• **WHAT IS REQUIRED**
Will you transcribe the entries that follow, exactly and in full?

---------------

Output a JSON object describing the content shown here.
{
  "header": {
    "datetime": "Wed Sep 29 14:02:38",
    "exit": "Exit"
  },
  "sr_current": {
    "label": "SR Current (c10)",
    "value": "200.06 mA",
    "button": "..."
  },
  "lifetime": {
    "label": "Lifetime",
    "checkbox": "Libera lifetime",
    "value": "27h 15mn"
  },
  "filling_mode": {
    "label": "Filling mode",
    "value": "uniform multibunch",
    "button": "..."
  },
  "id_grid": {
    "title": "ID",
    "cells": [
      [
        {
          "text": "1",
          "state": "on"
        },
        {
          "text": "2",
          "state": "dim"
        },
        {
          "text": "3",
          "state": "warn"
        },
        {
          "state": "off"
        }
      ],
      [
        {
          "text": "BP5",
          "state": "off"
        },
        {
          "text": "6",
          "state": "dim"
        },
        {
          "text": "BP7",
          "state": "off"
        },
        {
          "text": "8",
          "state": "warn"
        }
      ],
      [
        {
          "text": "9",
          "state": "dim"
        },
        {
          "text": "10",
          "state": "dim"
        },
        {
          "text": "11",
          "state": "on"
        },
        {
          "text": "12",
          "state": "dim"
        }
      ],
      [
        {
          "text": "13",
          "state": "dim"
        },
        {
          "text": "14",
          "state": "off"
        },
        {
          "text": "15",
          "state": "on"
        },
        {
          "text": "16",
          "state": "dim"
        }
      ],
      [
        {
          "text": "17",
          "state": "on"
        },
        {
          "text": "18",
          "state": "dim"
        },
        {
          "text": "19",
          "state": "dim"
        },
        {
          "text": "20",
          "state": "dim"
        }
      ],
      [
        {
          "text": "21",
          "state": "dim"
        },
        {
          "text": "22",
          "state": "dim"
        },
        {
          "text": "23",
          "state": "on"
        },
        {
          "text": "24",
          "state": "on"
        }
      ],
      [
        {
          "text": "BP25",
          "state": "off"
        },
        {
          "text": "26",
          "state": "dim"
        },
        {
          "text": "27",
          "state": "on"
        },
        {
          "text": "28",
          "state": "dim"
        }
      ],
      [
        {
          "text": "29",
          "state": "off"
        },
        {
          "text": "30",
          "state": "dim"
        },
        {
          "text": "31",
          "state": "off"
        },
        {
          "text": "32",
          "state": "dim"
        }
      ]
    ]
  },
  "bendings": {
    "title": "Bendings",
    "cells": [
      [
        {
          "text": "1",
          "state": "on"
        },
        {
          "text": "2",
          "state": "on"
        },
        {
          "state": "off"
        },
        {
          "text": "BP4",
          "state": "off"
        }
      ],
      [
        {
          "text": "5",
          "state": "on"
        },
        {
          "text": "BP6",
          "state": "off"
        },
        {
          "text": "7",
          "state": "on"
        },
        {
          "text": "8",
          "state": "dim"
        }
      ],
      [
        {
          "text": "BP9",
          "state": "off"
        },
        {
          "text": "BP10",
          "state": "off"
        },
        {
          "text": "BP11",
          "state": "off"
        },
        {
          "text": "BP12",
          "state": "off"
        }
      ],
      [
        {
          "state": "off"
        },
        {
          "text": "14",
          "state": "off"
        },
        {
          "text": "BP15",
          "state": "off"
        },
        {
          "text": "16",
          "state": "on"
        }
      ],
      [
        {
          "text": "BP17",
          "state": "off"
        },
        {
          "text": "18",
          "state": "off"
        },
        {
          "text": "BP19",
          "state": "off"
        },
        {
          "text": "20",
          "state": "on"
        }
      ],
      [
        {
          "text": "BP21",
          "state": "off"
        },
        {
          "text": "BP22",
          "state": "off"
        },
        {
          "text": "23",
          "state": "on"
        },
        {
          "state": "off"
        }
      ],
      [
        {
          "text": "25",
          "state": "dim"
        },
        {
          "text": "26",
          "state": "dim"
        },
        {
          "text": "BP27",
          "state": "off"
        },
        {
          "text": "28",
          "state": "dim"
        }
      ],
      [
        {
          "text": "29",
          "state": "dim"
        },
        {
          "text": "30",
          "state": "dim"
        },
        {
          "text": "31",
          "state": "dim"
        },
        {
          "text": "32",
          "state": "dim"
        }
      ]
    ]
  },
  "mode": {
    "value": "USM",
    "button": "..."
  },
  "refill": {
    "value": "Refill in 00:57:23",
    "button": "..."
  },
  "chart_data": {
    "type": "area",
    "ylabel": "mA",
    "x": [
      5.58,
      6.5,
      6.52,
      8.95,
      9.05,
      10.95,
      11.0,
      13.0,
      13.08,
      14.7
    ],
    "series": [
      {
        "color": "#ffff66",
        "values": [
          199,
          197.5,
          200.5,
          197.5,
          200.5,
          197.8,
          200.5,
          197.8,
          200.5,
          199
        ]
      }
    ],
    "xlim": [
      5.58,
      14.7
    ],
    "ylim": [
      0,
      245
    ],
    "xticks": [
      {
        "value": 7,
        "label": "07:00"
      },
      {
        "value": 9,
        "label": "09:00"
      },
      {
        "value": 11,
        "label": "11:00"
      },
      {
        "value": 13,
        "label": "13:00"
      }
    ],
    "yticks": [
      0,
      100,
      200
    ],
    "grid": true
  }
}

---------------

• **TASK ANSWER**
Output a JSON object describing the content shown here.
{
  "header": {
    "datetime": "Wed Sep 29 14:02:38",
    "exit": "Exit"
  },
  "sr_current": {
    "label": "SR Current (c10)",
    "value": "200.06 mA",
    "button": "..."
  },
  "lifetime": {
    "label": "Lifetime",
    "checkbox": "Libera lifetime",
    "value": "27h 15mn"
  },
  "filling_mode": {
    "label": "Filling mode",
    "value": "uniform multibunch",
    "button": "..."
  },
  "id_grid": {
    "title": "ID",
    "cells": [
      [
        {
          "text": "1",
          "state": "on"
        },
        {
          "text": "2",
          "state": "dim"
        },
        {
          "text": "3",
          "state": "warn"
        },
        {
          "state": "off"
        }
      ],
      [
        {
          "text": "BP5",
          "state": "off"
        },
        {
          "text": "6",
          "state": "dim"
        },
        {
          "text": "BP7",
          "state": "off"
        },
        {
          "text": "8",
          "state": "warn"
        }
      ],
      [
        {
          "text": "9",
          "state": "dim"
        },
        {
          "text": "10",
          "state": "dim"
        },
        {
          "text": "11",
          "state": "on"
        },
        {
          "text": "12",
          "state": "dim"
        }
      ],
      [
        {
          "text": "13",
          "state": "dim"
        },
        {
          "text": "14",
          "state": "off"
        },
        {
          "text": "15",
          "state": "on"
        },
        {
          "text": "16",
          "state": "dim"
        }
      ],
      [
        {
          "text": "17",
          "state": "on"
        },
        {
          "text": "18",
          "state": "dim"
        },
        {
          "text": "19",
          "state": "dim"
        },
        {
          "text": "20",
          "state": "dim"
        }
      ],
      [
        {
          "text": "21",
          "state": "dim"
        },
        {
          "text": "22",
          "state": "dim"
        },
        {
          "text": "23",
          "state": "on"
        },
        {
          "text": "24",
          "state": "on"
        }
      ],
      [
        {
          "text": "BP25",
          "state": "off"
        },
        {
          "text": "26",
          "state": "dim"
        },
        {
          "text": "27",
          "state": "on"
        },
        {
          "text": "28",
          "state": "dim"
        }
      ],
      [
        {
          "text": "29",
          "state": "off"
        },
        {
          "text": "30",
          "state": "dim"
        },
        {
          "text": "31",
          "state": "off"
        },
        {
          "text": "32",
          "state": "dim"
        }
      ]
    ]
  },
  "bendings": {
    "title": "Bendings",
    "cells": [
      [
        {
          "text": "1",
          "state": "on"
        },
        {
          "text": "2",
          "state": "on"
        },
        {
          "state": "off"
        },
        {
          "text": "BP4",
          "state": "off"
        }
      ],
      [
        {
          "text": "5",
          "state": "on"
        },
        {
          "text": "BP6",
          "state": "off"
        },
        {
          "text": "7",
          "state": "on"
        },
        {
          "text": "8",
          "state": "dim"
        }
      ],
      [
        {
          "text": "BP9",
          "state": "off"
        },
        {
          "text": "BP10",
          "state": "off"
        },
        {
          "text": "BP11",
          "state": "off"
        },
        {
          "text": "BP12",
          "state": "off"
        }
      ],
      [
        {
          "state": "off"
        },
        {
          "text": "14",
          "state": "off"
        },
        {
          "text": "BP15",
          "state": "off"
        },
        {
          "text": "16",
          "state": "on"
        }
      ],
      [
        {
          "text": "BP17",
          "state": "off"
        },
        {
          "text": "18",
          "state": "off"
        },
        {
          "text": "BP19",
          "state": "off"
        },
        {
          "text": "20",
          "state": "on"
        }
      ],
      [
        {
          "text": "BP21",
          "state": "off"
        },
        {
          "text": "BP22",
          "state": "off"
        },
        {
          "text": "23",
          "state": "on"
        },
        {
          "state": "off"
        }
      ],
      [
        {
          "text": "25",
          "state": "dim"
        },
        {
          "text": "26",
          "state": "dim"
        },
        {
          "text": "BP27",
          "state": "off"
        },
        {
          "text": "28",
          "state": "dim"
        }
      ],
      [
        {
          "text": "29",
          "state": "dim"
        },
        {
          "text": "30",
          "state": "dim"
        },
        {
          "text": "31",
          "state": "dim"
        },
        {
          "text": "32",
          "state": "dim"
        }
      ]
    ]
  },
  "mode": {
    "value": "USM",
    "button": "..."
  },
  "refill": {
    "value": "Refill in 00:57:23",
    "button": "..."
  },
  "chart_data": {
    "type": "area",
    "ylabel": "mA",
    "x": [
      5.58,
      6.5,
      6.52,
      8.95,
      9.05,
      10.95,
      11.0,
      13.0,
      13.08,
      14.7
    ],
    "series": [
      {
        "color": "#ffff66",
        "values": [
          199,
          197.5,
          200.5,
          197.5,
          200.5,
          197.8,
          200.5,
          197.8,
          200.5,
          199
        ]
      }
    ],
    "xlim": [
      5.58,
      14.7
    ],
    "ylim": [
      0,
      245
    ],
    "xticks": [
      {
        "value": 7,
        "label": "07:00"
      },
      {
        "value": 9,
        "label": "09:00"
      },
      {
        "value": 11,
        "label": "11:00"
      },
      {
        "value": 13,
        "label": "13:00"
      }
    ],
    "yticks": [
      0,
      100,
      200
    ],
    "grid": true
  }
}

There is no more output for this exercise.